* [TO BE DONE] Locate every line in the material below that has the word "Query". Copy each of those lines.

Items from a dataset
_ _ _ _ _ _ _
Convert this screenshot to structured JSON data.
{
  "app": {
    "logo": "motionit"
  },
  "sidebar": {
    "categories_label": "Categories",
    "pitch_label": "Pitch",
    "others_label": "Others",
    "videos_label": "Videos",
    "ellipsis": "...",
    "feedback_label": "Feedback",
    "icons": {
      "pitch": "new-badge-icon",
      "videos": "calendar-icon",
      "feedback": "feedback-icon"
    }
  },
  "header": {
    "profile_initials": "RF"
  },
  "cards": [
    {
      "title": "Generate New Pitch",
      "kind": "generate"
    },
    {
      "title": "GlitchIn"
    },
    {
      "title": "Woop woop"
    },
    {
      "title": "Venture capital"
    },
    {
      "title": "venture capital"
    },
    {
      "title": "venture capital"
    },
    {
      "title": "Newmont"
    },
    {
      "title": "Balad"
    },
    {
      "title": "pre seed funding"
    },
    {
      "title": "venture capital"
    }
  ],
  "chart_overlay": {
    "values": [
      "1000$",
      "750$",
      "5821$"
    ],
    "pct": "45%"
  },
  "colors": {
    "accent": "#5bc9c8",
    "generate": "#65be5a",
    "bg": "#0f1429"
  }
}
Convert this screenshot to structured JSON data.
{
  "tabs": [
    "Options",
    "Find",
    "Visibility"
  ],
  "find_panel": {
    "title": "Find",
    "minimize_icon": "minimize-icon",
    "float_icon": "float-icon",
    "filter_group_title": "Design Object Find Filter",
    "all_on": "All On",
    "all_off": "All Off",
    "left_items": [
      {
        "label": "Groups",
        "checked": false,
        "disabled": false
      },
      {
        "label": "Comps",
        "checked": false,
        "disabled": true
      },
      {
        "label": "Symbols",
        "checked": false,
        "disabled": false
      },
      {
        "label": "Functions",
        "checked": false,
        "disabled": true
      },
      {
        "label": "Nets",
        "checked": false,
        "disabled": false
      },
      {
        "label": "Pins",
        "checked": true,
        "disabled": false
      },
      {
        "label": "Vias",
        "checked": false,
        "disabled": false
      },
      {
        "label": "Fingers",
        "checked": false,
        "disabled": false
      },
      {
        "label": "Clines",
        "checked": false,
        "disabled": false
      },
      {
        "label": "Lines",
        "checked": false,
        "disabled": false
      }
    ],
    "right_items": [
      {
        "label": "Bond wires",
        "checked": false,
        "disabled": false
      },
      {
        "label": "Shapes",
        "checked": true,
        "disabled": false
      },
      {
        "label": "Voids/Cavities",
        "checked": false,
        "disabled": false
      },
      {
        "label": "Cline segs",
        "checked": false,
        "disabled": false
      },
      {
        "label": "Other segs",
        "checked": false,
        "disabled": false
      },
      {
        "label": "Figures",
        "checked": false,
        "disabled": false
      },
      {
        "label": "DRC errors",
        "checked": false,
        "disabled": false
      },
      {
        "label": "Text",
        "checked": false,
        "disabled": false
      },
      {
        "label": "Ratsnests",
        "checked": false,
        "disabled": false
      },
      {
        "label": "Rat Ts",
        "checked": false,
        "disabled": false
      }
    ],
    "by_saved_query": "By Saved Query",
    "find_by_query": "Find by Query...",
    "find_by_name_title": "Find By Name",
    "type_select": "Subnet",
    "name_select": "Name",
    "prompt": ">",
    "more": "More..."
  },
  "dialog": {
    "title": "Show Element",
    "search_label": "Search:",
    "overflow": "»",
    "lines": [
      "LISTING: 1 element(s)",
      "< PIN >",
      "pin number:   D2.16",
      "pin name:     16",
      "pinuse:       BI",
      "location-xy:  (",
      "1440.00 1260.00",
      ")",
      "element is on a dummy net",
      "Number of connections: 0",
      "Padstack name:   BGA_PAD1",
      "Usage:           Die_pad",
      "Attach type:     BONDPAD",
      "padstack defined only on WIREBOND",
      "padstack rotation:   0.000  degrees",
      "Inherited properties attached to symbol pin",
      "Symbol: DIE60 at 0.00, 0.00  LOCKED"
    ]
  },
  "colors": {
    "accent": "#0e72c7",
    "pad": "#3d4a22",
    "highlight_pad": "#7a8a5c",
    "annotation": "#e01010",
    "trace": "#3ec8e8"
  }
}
_ _ _ _ _ _ _
* [ANSWER TO THE TASK]
    "by_saved_query": "By Saved Query",
    "find_by_query": "Find by Query...",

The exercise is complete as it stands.